◆ ISTRUZIONI E REQUISITI:
Riscrivi testualmente, senza alcuna modifica, tutte le righe dei dati riportati di seguito.
════════════════
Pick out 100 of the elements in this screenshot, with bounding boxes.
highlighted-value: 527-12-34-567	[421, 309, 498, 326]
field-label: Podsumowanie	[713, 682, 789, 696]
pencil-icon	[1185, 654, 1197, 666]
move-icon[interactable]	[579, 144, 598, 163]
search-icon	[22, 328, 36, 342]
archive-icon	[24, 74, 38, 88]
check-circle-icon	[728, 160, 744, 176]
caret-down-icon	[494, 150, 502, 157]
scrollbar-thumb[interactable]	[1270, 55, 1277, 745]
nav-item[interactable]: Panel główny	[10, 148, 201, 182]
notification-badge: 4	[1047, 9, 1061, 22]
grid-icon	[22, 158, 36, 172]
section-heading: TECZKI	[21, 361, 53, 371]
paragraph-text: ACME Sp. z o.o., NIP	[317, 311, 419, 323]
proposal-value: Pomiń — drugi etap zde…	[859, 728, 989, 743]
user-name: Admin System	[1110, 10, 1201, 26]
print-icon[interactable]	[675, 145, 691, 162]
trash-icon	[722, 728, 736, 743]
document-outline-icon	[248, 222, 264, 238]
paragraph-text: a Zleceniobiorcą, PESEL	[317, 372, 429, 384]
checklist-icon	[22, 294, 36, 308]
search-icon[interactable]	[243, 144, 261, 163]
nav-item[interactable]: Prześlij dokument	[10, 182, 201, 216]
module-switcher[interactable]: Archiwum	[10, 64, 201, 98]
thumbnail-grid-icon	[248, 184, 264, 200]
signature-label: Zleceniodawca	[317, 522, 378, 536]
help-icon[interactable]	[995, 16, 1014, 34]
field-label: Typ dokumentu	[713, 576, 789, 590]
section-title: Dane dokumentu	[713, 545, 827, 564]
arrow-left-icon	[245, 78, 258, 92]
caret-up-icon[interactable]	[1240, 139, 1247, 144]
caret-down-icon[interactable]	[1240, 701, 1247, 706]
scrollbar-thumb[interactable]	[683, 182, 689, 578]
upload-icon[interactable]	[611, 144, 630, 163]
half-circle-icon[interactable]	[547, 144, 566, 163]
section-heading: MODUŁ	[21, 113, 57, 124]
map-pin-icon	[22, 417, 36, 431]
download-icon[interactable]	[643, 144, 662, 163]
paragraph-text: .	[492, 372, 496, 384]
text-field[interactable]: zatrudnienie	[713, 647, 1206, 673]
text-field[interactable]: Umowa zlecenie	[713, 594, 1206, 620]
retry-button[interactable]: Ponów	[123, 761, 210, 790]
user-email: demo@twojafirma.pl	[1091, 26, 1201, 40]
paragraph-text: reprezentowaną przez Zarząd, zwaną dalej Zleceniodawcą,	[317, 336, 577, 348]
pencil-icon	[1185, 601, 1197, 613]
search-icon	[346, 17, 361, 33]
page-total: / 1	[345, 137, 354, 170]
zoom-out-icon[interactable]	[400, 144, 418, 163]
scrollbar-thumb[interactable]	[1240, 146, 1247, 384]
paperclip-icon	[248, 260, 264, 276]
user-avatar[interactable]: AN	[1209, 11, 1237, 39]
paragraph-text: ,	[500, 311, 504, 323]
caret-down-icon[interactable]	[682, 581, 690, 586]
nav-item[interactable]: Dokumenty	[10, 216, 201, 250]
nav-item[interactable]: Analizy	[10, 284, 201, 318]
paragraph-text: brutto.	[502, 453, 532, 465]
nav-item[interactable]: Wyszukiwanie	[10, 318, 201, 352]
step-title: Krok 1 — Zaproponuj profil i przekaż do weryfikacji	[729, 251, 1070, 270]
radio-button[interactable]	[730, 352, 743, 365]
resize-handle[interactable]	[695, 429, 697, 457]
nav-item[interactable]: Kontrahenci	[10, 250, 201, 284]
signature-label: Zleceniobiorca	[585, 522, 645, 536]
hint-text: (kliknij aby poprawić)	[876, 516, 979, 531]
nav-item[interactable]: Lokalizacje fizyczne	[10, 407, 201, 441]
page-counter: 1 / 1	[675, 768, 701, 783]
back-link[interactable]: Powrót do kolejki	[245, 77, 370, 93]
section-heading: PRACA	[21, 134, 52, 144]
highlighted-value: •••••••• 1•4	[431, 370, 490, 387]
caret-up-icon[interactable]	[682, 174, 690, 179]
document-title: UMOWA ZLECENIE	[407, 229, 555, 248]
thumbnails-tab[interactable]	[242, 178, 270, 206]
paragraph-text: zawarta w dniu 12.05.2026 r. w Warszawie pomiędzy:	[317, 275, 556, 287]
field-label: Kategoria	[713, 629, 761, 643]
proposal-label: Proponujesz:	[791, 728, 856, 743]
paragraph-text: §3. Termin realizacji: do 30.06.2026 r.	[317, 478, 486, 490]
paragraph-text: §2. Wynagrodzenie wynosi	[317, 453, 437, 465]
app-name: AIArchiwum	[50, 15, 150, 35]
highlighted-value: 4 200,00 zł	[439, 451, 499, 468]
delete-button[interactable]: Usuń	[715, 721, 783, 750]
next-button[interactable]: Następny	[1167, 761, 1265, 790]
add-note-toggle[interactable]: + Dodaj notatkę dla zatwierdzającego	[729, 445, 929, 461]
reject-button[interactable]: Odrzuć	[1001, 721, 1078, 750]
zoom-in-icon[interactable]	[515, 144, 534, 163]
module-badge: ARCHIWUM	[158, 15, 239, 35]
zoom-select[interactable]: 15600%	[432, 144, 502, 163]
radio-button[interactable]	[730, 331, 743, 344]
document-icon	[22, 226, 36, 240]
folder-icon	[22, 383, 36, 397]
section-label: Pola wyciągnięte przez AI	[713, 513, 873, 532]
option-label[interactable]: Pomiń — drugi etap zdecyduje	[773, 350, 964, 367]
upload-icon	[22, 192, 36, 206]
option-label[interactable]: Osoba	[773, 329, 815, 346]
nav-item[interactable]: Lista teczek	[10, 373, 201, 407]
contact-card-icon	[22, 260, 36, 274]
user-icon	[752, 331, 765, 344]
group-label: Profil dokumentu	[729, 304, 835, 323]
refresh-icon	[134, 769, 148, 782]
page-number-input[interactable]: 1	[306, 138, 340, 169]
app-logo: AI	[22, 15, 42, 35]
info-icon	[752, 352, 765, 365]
════════════════
◆ LA RISPOSTA:
Pick out 100 of the elements in this screenshot, with bounding boxes.
highlighted-value: 527-12-34-567	[421, 309, 498, 326]
field-label: Podsumowanie	[713, 682, 789, 696]
pencil-icon	[1185, 654, 1197, 666]
move-icon[interactable]	[579, 144, 598, 163]
search-icon	[22, 328, 36, 342]
archive-icon	[24, 74, 38, 88]
check-circle-icon	[728, 160, 744, 176]
caret-down-icon	[494, 150, 502, 157]
scrollbar-thumb[interactable]	[1270, 55, 1277, 745]
nav-item[interactable]: Panel główny	[10, 148, 201, 182]
notification-badge: 4	[1047, 9, 1061, 22]
grid-icon	[22, 158, 36, 172]
section-heading: TECZKI	[21, 361, 53, 371]
paragraph-text: ACME Sp. z o.o., NIP	[317, 311, 419, 323]
proposal-value: Pomiń — drugi etap zde…	[859, 728, 989, 743]
user-name: Admin System	[1110, 10, 1201, 26]
print-icon[interactable]	[675, 145, 691, 162]
trash-icon	[722, 728, 736, 743]
document-outline-icon	[248, 222, 264, 238]
paragraph-text: a Zleceniobiorcą, PESEL	[317, 372, 429, 384]
checklist-icon	[22, 294, 36, 308]
search-icon[interactable]	[243, 144, 261, 163]
nav-item[interactable]: Prześlij dokument	[10, 182, 201, 216]
module-switcher[interactable]: Archiwum	[10, 64, 201, 98]
thumbnail-grid-icon	[248, 184, 264, 200]
signature-label: Zleceniodawca	[317, 522, 378, 536]
help-icon[interactable]	[995, 16, 1014, 34]
field-label: Typ dokumentu	[713, 576, 789, 590]
section-title: Dane dokumentu	[713, 545, 827, 564]
arrow-left-icon	[245, 78, 258, 92]
caret-up-icon[interactable]	[1240, 139, 1247, 144]
caret-down-icon[interactable]	[1240, 701, 1247, 706]
scrollbar-thumb[interactable]	[683, 182, 689, 578]
upload-icon[interactable]	[611, 144, 630, 163]
half-circle-icon[interactable]	[547, 144, 566, 163]
section-heading: MODUŁ	[21, 113, 57, 124]
map-pin-icon	[22, 417, 36, 431]
download-icon[interactable]	[643, 144, 662, 163]
paragraph-text: .	[492, 372, 496, 384]
text-field[interactable]: zatrudnienie	[713, 647, 1206, 673]
text-field[interactable]: Umowa zlecenie	[713, 594, 1206, 620]
retry-button[interactable]: Ponów	[123, 761, 210, 790]
user-email: demo@twojafirma.pl	[1091, 26, 1201, 40]
paragraph-text: reprezentowaną przez Zarząd, zwaną dalej Zleceniodawcą,	[317, 336, 577, 348]
pencil-icon	[1185, 601, 1197, 613]
search-icon	[346, 17, 361, 33]
page-total: / 1	[345, 137, 354, 170]
zoom-out-icon[interactable]	[400, 144, 418, 163]
scrollbar-thumb[interactable]	[1240, 146, 1247, 384]
paperclip-icon	[248, 260, 264, 276]
user-avatar[interactable]: AN	[1209, 11, 1237, 39]
paragraph-text: ,	[500, 311, 504, 323]
caret-down-icon[interactable]	[682, 581, 690, 586]
nav-item[interactable]: Dokumenty	[10, 216, 201, 250]
nav-item[interactable]: Analizy	[10, 284, 201, 318]
paragraph-text: brutto.	[502, 453, 532, 465]
nav-item[interactable]: Wyszukiwanie	[10, 318, 201, 352]
step-title: Krok 1 — Zaproponuj profil i przekaż do weryfikacji	[729, 251, 1070, 270]
radio-button[interactable]	[730, 352, 743, 365]
resize-handle[interactable]	[695, 429, 697, 457]
nav-item[interactable]: Kontrahenci	[10, 250, 201, 284]
signature-label: Zleceniobiorca	[585, 522, 645, 536]
hint-text: (kliknij aby poprawić)	[876, 516, 979, 531]
nav-item[interactable]: Lokalizacje fizyczne	[10, 407, 201, 441]
page-counter: 1 / 1	[675, 768, 701, 783]
back-link[interactable]: Powrót do kolejki	[245, 77, 370, 93]
section-heading: PRACA	[21, 134, 52, 144]
highlighted-value: •••••••• 1•4	[431, 370, 490, 387]
caret-up-icon[interactable]	[682, 174, 690, 179]
document-title: UMOWA ZLECENIE	[407, 229, 555, 248]
thumbnails-tab[interactable]	[242, 178, 270, 206]
paragraph-text: zawarta w dniu 12.05.2026 r. w Warszawie pomiędzy:	[317, 275, 556, 287]
field-label: Kategoria	[713, 629, 761, 643]
proposal-label: Proponujesz:	[791, 728, 856, 743]
paragraph-text: §3. Termin realizacji: do 30.06.2026 r.	[317, 478, 486, 490]
paragraph-text: §2. Wynagrodzenie wynosi	[317, 453, 437, 465]
app-name: AIArchiwum	[50, 15, 150, 35]
highlighted-value: 4 200,00 zł	[439, 451, 499, 468]
delete-button[interactable]: Usuń	[715, 721, 783, 750]
next-button[interactable]: Następny	[1167, 761, 1265, 790]
add-note-toggle[interactable]: + Dodaj notatkę dla zatwierdzającego	[729, 445, 929, 461]
reject-button[interactable]: Odrzuć	[1001, 721, 1078, 750]
zoom-in-icon[interactable]	[515, 144, 534, 163]
module-badge: ARCHIWUM	[158, 15, 239, 35]
zoom-select[interactable]: 15600%	[432, 144, 502, 163]
radio-button[interactable]	[730, 331, 743, 344]
document-icon	[22, 226, 36, 240]
folder-icon	[22, 383, 36, 397]
section-label: Pola wyciągnięte przez AI	[713, 513, 873, 532]
option-label[interactable]: Pomiń — drugi etap zdecyduje	[773, 350, 964, 367]
upload-icon	[22, 192, 36, 206]
option-label[interactable]: Osoba	[773, 329, 815, 346]
nav-item[interactable]: Lista teczek	[10, 373, 201, 407]
contact-card-icon	[22, 260, 36, 274]
user-icon	[752, 331, 765, 344]
group-label: Profil dokumentu	[729, 304, 835, 323]
refresh-icon	[134, 769, 148, 782]
page-number-input[interactable]: 1	[306, 138, 340, 169]
app-logo: AI	[22, 15, 42, 35]
info-icon	[752, 352, 765, 365]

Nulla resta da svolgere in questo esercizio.